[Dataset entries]
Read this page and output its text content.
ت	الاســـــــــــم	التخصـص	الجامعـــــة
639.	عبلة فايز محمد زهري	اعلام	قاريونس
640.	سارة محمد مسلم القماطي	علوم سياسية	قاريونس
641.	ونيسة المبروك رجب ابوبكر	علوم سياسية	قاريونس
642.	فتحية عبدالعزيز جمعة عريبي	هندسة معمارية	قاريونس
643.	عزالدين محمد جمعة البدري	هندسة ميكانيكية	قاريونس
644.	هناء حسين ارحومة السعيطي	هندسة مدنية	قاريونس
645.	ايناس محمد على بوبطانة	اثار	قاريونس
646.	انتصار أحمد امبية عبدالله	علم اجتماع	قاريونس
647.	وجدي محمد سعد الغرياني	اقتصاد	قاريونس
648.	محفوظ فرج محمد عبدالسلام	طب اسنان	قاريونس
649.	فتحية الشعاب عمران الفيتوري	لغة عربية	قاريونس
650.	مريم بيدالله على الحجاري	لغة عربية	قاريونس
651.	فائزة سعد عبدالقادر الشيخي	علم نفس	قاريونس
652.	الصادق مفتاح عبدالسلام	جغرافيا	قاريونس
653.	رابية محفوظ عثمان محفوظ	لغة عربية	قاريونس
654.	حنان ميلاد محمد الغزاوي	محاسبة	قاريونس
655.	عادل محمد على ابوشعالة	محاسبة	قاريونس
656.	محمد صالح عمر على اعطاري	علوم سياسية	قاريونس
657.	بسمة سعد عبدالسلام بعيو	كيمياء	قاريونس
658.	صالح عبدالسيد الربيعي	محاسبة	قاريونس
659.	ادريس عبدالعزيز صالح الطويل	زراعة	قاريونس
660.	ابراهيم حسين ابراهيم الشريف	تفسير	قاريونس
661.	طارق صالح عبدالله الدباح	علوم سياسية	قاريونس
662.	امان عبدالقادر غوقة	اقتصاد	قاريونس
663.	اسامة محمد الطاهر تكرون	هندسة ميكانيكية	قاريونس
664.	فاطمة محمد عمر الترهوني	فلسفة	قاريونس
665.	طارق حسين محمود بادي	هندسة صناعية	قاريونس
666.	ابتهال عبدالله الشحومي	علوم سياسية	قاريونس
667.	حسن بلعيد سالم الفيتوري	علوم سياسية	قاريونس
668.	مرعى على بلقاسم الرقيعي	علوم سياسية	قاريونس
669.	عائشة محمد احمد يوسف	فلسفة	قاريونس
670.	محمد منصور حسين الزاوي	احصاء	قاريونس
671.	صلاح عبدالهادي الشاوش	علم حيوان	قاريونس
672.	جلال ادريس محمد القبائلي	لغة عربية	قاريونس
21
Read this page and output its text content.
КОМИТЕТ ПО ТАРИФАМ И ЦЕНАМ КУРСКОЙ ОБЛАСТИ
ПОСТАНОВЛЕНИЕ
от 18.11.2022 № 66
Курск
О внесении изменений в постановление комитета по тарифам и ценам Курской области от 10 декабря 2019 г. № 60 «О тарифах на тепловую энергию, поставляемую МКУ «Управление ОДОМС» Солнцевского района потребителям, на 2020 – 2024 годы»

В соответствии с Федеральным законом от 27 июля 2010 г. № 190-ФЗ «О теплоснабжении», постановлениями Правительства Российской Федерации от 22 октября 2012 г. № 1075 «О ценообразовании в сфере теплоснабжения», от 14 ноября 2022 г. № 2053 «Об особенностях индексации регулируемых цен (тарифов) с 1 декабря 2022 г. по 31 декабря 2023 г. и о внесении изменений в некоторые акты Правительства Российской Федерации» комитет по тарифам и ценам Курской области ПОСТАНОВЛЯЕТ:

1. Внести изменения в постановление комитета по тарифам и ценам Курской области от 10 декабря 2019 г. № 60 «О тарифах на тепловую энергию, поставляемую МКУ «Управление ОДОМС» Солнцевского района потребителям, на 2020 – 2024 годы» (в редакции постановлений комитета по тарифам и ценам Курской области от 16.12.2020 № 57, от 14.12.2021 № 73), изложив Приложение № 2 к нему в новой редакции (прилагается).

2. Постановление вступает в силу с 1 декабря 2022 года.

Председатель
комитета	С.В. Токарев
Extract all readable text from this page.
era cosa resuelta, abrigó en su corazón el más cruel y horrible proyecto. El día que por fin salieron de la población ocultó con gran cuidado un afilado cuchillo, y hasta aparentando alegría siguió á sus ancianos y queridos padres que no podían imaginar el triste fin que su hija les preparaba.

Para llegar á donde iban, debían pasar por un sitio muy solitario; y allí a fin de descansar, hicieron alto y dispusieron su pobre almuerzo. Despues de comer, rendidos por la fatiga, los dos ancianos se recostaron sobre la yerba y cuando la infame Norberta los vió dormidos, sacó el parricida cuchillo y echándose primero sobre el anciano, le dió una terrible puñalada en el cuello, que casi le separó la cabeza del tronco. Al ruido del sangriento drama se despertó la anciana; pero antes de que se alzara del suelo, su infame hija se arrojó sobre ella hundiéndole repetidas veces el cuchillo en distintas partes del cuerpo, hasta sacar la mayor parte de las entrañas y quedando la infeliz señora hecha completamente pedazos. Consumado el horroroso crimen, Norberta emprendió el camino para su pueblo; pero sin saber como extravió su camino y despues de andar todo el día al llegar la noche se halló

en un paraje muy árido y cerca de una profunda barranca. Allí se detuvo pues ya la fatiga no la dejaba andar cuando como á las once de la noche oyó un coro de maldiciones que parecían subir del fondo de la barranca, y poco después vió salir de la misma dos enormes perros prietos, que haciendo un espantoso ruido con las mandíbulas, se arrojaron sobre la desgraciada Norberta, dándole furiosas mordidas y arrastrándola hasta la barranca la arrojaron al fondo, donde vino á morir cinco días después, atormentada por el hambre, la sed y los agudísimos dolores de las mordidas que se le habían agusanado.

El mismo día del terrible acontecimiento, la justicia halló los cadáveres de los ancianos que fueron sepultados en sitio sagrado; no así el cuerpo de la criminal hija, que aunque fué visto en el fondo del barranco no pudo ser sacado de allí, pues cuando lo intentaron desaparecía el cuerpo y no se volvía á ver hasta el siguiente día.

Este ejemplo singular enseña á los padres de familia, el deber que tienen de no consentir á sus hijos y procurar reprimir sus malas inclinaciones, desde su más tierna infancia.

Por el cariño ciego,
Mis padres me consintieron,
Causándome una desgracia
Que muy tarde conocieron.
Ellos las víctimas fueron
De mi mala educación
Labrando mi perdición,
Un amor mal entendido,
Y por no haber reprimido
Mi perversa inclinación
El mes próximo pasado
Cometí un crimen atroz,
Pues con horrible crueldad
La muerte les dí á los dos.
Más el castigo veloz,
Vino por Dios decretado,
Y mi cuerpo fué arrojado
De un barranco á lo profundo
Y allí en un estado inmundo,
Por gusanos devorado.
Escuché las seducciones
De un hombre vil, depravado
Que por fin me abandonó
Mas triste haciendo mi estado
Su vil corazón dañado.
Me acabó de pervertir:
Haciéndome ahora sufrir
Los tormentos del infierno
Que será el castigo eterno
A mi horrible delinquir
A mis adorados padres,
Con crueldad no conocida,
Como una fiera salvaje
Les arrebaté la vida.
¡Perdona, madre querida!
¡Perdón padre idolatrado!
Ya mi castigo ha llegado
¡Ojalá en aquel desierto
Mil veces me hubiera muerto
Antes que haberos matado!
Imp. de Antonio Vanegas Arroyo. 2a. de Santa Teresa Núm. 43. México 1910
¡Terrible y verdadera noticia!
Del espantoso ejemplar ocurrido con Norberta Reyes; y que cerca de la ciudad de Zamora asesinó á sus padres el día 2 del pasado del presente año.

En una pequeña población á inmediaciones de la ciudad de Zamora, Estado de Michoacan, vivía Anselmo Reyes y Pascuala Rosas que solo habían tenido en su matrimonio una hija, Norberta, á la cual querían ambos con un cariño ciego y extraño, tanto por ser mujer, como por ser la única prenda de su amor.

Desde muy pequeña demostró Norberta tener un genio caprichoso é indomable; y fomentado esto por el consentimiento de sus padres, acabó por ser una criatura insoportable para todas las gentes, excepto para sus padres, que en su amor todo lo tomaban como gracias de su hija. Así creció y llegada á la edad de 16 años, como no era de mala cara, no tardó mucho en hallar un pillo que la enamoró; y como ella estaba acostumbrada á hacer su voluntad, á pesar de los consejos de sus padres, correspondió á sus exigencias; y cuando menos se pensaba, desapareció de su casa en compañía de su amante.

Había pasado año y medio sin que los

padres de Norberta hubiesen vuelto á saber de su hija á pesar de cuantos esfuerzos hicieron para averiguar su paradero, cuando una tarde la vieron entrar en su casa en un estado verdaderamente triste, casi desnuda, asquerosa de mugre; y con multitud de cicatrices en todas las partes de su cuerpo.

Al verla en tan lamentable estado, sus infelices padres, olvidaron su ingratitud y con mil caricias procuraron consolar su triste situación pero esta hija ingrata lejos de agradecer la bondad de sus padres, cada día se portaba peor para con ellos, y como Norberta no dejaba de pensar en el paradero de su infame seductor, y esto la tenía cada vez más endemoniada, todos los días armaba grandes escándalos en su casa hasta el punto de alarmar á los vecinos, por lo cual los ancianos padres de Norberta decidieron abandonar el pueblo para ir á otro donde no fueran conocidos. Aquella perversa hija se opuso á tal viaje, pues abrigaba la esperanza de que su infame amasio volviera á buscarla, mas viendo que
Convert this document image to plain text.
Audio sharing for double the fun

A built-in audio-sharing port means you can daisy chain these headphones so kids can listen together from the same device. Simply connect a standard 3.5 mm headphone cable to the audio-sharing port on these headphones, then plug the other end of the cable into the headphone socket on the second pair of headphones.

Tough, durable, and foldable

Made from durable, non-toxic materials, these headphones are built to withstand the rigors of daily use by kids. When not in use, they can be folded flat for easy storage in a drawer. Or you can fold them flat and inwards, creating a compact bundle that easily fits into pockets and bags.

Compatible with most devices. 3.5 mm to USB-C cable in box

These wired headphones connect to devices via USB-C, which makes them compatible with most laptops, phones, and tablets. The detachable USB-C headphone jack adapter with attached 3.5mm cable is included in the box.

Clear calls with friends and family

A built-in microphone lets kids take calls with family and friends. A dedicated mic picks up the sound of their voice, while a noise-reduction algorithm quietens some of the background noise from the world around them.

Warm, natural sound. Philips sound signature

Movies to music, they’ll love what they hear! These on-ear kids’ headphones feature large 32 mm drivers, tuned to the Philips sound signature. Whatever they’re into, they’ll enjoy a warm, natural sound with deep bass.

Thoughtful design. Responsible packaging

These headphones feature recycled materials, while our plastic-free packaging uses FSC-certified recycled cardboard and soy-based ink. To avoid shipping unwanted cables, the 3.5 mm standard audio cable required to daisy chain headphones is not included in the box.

**Requirement:** Within the data above, pick out all lines holding the word "signature".

**Solution to the exercise:**
Warm, natural sound. Philips sound signature
Movies to music, they’ll love what they hear! These on-ear kids’ headphones feature large 32 mm drivers, tuned to the Philips sound signature. Whatever they’re into, they’ll enjoy a warm, natural sound with deep bass.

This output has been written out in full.